Task description => Return each line of the data below verbatim; pictures are to be left out.

:: Entries

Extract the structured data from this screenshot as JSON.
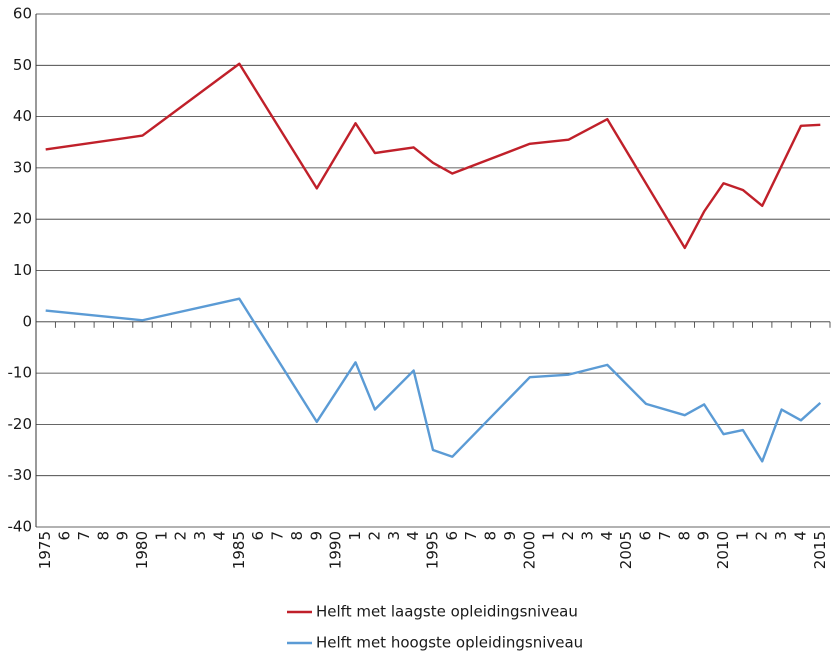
{
  "chart_data": {
    "type": "line",
    "series": [
      {
        "name": "Helft met laagste opleidingsniveau",
        "color": "#c0202a",
        "x": [
          1975,
          1980,
          1985,
          1989,
          1991,
          1992,
          1994,
          1995,
          1996,
          2000,
          2002,
          2004,
          2008,
          2009,
          2010,
          2011,
          2012,
          2014,
          2015
        ],
        "values": [
          33.6,
          36.3,
          50.3,
          26,
          38.7,
          32.9,
          34,
          31,
          28.9,
          34.7,
          35.5,
          39.5,
          14.4,
          21.5,
          27,
          25.7,
          22.6,
          38.2,
          38.4
        ]
      },
      {
        "name": "Helft met hoogste opleidingsniveau",
        "color": "#5b9bd5",
        "x": [
          1975,
          1980,
          1985,
          1989,
          1991,
          1992,
          1994,
          1995,
          1996,
          2000,
          2002,
          2004,
          2006,
          2008,
          2009,
          2010,
          2011,
          2012,
          2013,
          2014,
          2015
        ],
        "values": [
          2.2,
          0.3,
          4.5,
          -19.5,
          -7.9,
          -17.1,
          -9.5,
          -25,
          -26.3,
          -10.8,
          -10.3,
          -8.4,
          -16,
          -18.2,
          -16.1,
          -21.9,
          -21.1,
          -27.2,
          -17.1,
          -19.2,
          -15.8
        ]
      }
    ],
    "xlim": [
      1974.5,
      2015.5
    ],
    "xticks": [
      1975,
      {
        "value": 1976,
        "label": "6"
      },
      {
        "value": 1977,
        "label": "7"
      },
      {
        "value": 1978,
        "label": "8"
      },
      {
        "value": 1979,
        "label": "9"
      },
      1980,
      {
        "value": 1981,
        "label": "1"
      },
      {
        "value": 1982,
        "label": "2"
      },
      {
        "value": 1983,
        "label": "3"
      },
      {
        "value": 1984,
        "label": "4"
      },
      1985,
      {
        "value": 1986,
        "label": "6"
      },
      {
        "value": 1987,
        "label": "7"
      },
      {
        "value": 1988,
        "label": "8"
      },
      {
        "value": 1989,
        "label": "9"
      },
      1990,
      {
        "value": 1991,
        "label": "1"
      },
      {
        "value": 1992,
        "label": "2"
      },
      {
        "value": 1993,
        "label": "3"
      },
      {
        "value": 1994,
        "label": "4"
      },
      1995,
      {
        "value": 1996,
        "label": "6"
      },
      {
        "value": 1997,
        "label": "7"
      },
      {
        "value": 1998,
        "label": "8"
      },
      {
        "value": 1999,
        "label": "9"
      },
      2000,
      {
        "value": 2001,
        "label": "1"
      },
      {
        "value": 2002,
        "label": "2"
      },
      {
        "value": 2003,
        "label": "3"
      },
      {
        "value": 2004,
        "label": "4"
      },
      2005,
      {
        "value": 2006,
        "label": "6"
      },
      {
        "value": 2007,
        "label": "7"
      },
      {
        "value": 2008,
        "label": "8"
      },
      {
        "value": 2009,
        "label": "9"
      },
      2010,
      {
        "value": 2011,
        "label": "1"
      },
      {
        "value": 2012,
        "label": "2"
      },
      {
        "value": 2013,
        "label": "3"
      },
      {
        "value": 2014,
        "label": "4"
      },
      2015
    ],
    "ylim": [
      -40,
      60
    ],
    "yticks": [
      -40,
      -30,
      -20,
      -10,
      0,
      10,
      20,
      30,
      40,
      50,
      60
    ],
    "grid": true
  }
}
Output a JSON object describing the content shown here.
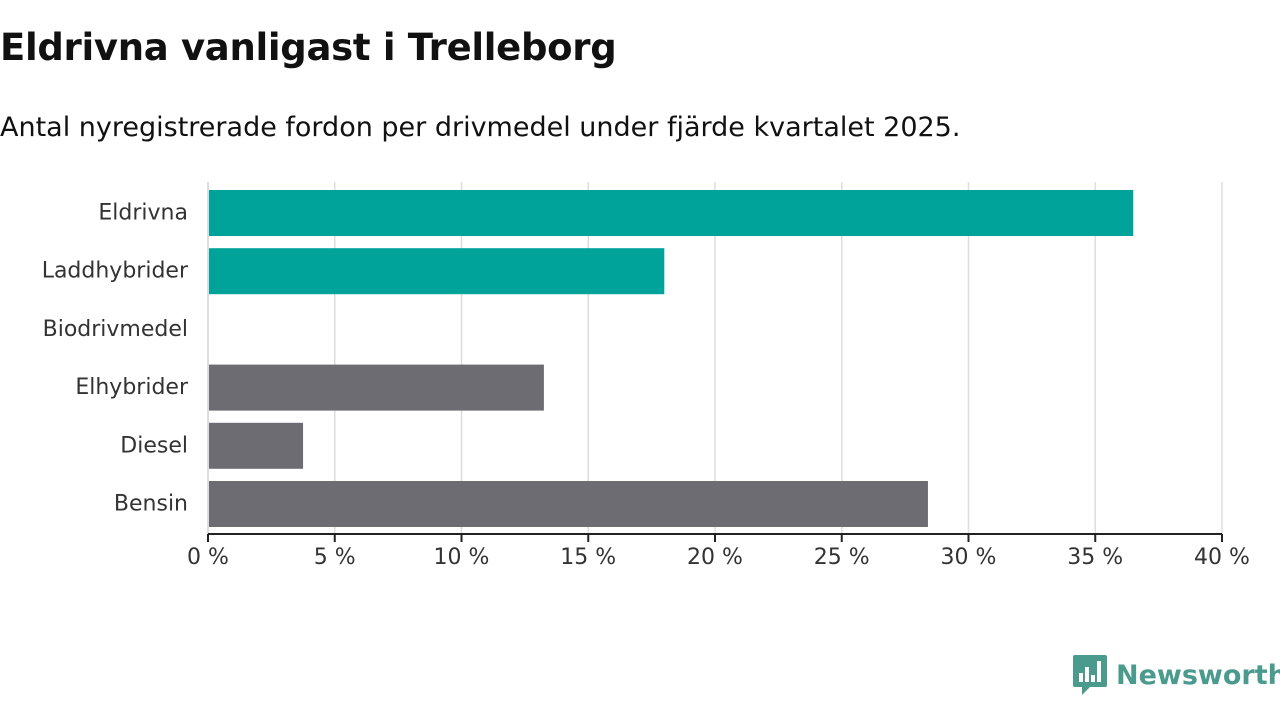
{
  "title": "Eldrivna vanligast i Trelleborg",
  "subtitle": "Antal nyregistrerade fordon per drivmedel under fjärde kvartalet 2025.",
  "brand": {
    "name": "Newsworthy",
    "icon": "newsworthy-logo-icon",
    "color": "#4a9a8e"
  },
  "chart_data": {
    "type": "bar",
    "orientation": "horizontal",
    "title": "Eldrivna vanligast i Trelleborg",
    "subtitle": "Antal nyregistrerade fordon per drivmedel under fjärde kvartalet 2025.",
    "categories": [
      "Eldrivna",
      "Laddhybrider",
      "Biodrivmedel",
      "Elhybrider",
      "Diesel",
      "Bensin"
    ],
    "values": [
      36.5,
      18.0,
      0,
      13.25,
      3.75,
      28.4
    ],
    "colors": [
      "#00a39a",
      "#00a39a",
      "#00a39a",
      "#6e6c73",
      "#6e6c73",
      "#6e6c73"
    ],
    "xlim": [
      0,
      40
    ],
    "ticks": [
      0,
      5,
      10,
      15,
      20,
      25,
      30,
      35,
      40
    ],
    "tick_labels": [
      "0 %",
      "5 %",
      "10 %",
      "15 %",
      "20 %",
      "25 %",
      "30 %",
      "35 %",
      "40 %"
    ],
    "xlabel": "",
    "ylabel": "",
    "grid": true
  }
}
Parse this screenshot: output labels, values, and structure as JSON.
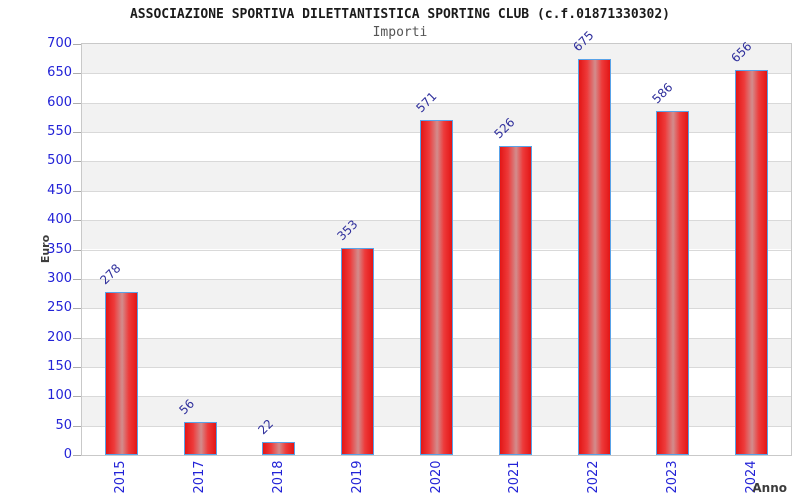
{
  "chart_data": {
    "type": "bar",
    "title": "ASSOCIAZIONE SPORTIVA DILETTANTISTICA SPORTING CLUB (c.f.01871330302)",
    "subtitle": "Importi",
    "xlabel": "Anno",
    "ylabel": "Euro",
    "categories": [
      "2015",
      "2017",
      "2018",
      "2019",
      "2020",
      "2021",
      "2022",
      "2023",
      "2024"
    ],
    "values": [
      278,
      56,
      22,
      353,
      571,
      526,
      675,
      586,
      656
    ],
    "ylim": [
      0,
      700
    ],
    "ytick_step": 50,
    "grid": "horizontal gridlines with alternating gray/white bands",
    "legend_position": "none",
    "colors": {
      "bar_fill": "#e31616",
      "bar_fill_mid": "#ee3a3a",
      "bar_highlight": "#d28c8c",
      "bar_border": "#58a2e8",
      "tick_label": "#2323d7",
      "value_label": "#30309c",
      "band_gray": "#f2f2f2",
      "band_white": "#ffffff",
      "gridline": "#d9d9d9",
      "plot_border": "#c9c9c9",
      "axis_title": "#3c3c3c",
      "title_color": "#1a1a1a",
      "subtitle_color": "#555555"
    }
  }
}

::::

Solution to the exercise =>
Extract the structured data from this screenshot as JSON.
{
  "chart_data": {
    "type": "line",
    "series": [
      {
        "name": "Helft met laagste opleidingsniveau",
        "color": "#c0202a",
        "x": [
          1975,
          1980,
          1985,
          1989,
          1991,
          1992,
          1994,
          1995,
          1996,
          2000,
          2002,
          2004,
          2008,
          2009,
          2010,
          2011,
          2012,
          2014,
          2015
        ],
        "values": [
          33.6,
          36.3,
          50.3,
          26,
          38.7,
          32.9,
          34,
          31,
          28.9,
          34.7,
          35.5,
          39.5,
          14.4,
          21.5,
          27,
          25.7,
          22.6,
          38.2,
          38.4
        ]
      },
      {
        "name": "Helft met hoogste opleidingsniveau",
        "color": "#5b9bd5",
        "x": [
          1975,
          1980,
          1985,
          1989,
          1991,
          1992,
          1994,
          1995,
          1996,
          2000,
          2002,
          2004,
          2006,
          2008,
          2009,
          2010,
          2011,
          2012,
          2013,
          2014,
          2015
        ],
        "values": [
          2.2,
          0.3,
          4.5,
          -19.5,
          -7.9,
          -17.1,
          -9.5,
          -25,
          -26.3,
          -10.8,
          -10.3,
          -8.4,
          -16,
          -18.2,
          -16.1,
          -21.9,
          -21.1,
          -27.2,
          -17.1,
          -19.2,
          -15.8
        ]
      }
    ],
    "xlim": [
      1974.5,
      2015.5
    ],
    "xticks": [
      1975,
      {
        "value": 1976,
        "label": "6"
      },
      {
        "value": 1977,
        "label": "7"
      },
      {
        "value": 1978,
        "label": "8"
      },
      {
        "value": 1979,
        "label": "9"
      },
      1980,
      {
        "value": 1981,
        "label": "1"
      },
      {
        "value": 1982,
        "label": "2"
      },
      {
        "value": 1983,
        "label": "3"
      },
      {
        "value": 1984,
        "label": "4"
      },
      1985,
      {
        "value": 1986,
        "label": "6"
      },
      {
        "value": 1987,
        "label": "7"
      },
      {
        "value": 1988,
        "label": "8"
      },
      {
        "value": 1989,
        "label": "9"
      },
      1990,
      {
        "value": 1991,
        "label": "1"
      },
      {
        "value": 1992,
        "label": "2"
      },
      {
        "value": 1993,
        "label": "3"
      },
      {
        "value": 1994,
        "label": "4"
      },
      1995,
      {
        "value": 1996,
        "label": "6"
      },
      {
        "value": 1997,
        "label": "7"
      },
      {
        "value": 1998,
        "label": "8"
      },
      {
        "value": 1999,
        "label": "9"
      },
      2000,
      {
        "value": 2001,
        "label": "1"
      },
      {
        "value": 2002,
        "label": "2"
      },
      {
        "value": 2003,
        "label": "3"
      },
      {
        "value": 2004,
        "label": "4"
      },
      2005,
      {
        "value": 2006,
        "label": "6"
      },
      {
        "value": 2007,
        "label": "7"
      },
      {
        "value": 2008,
        "label": "8"
      },
      {
        "value": 2009,
        "label": "9"
      },
      2010,
      {
        "value": 2011,
        "label": "1"
      },
      {
        "value": 2012,
        "label": "2"
      },
      {
        "value": 2013,
        "label": "3"
      },
      {
        "value": 2014,
        "label": "4"
      },
      2015
    ],
    "ylim": [
      -40,
      60
    ],
    "yticks": [
      -40,
      -30,
      -20,
      -10,
      0,
      10,
      20,
      30,
      40,
      50,
      60
    ],
    "grid": true
  }
}
Output a JSON object describing the content shown here.
{
  "title": "Eldrivna vanligast i Trelleborg",
  "subtitle": "Antal nyregistrerade fordon per drivmedel under fjärde kvartalet 2025.",
  "brand": {
    "name": "Newsworthy",
    "icon": "newsworthy-logo-icon",
    "color": "#4a9a8e"
  },
  "chart_data": {
    "type": "bar",
    "orientation": "horizontal",
    "title": "Eldrivna vanligast i Trelleborg",
    "subtitle": "Antal nyregistrerade fordon per drivmedel under fjärde kvartalet 2025.",
    "categories": [
      "Eldrivna",
      "Laddhybrider",
      "Biodrivmedel",
      "Elhybrider",
      "Diesel",
      "Bensin"
    ],
    "values": [
      36.5,
      18.0,
      0,
      13.25,
      3.75,
      28.4
    ],
    "colors": [
      "#00a39a",
      "#00a39a",
      "#00a39a",
      "#6e6c73",
      "#6e6c73",
      "#6e6c73"
    ],
    "xlim": [
      0,
      40
    ],
    "ticks": [
      0,
      5,
      10,
      15,
      20,
      25,
      30,
      35,
      40
    ],
    "tick_labels": [
      "0 %",
      "5 %",
      "10 %",
      "15 %",
      "20 %",
      "25 %",
      "30 %",
      "35 %",
      "40 %"
    ],
    "xlabel": "",
    "ylabel": "",
    "grid": true
  }
}
Parse this screenshot: output labels, values, and structure as JSON.
{
  "chart_data": {
    "type": "bar",
    "title": "ASSOCIAZIONE SPORTIVA DILETTANTISTICA SPORTING CLUB (c.f.01871330302)",
    "subtitle": "Importi",
    "xlabel": "Anno",
    "ylabel": "Euro",
    "categories": [
      "2015",
      "2017",
      "2018",
      "2019",
      "2020",
      "2021",
      "2022",
      "2023",
      "2024"
    ],
    "values": [
      278,
      56,
      22,
      353,
      571,
      526,
      675,
      586,
      656
    ],
    "ylim": [
      0,
      700
    ],
    "ytick_step": 50,
    "grid": "horizontal gridlines with alternating gray/white bands",
    "legend_position": "none",
    "colors": {
      "bar_fill": "#e31616",
      "bar_fill_mid": "#ee3a3a",
      "bar_highlight": "#d28c8c",
      "bar_border": "#58a2e8",
      "tick_label": "#2323d7",
      "value_label": "#30309c",
      "band_gray": "#f2f2f2",
      "band_white": "#ffffff",
      "gridline": "#d9d9d9",
      "plot_border": "#c9c9c9",
      "axis_title": "#3c3c3c",
      "title_color": "#1a1a1a",
      "subtitle_color": "#555555"
    }
  }
}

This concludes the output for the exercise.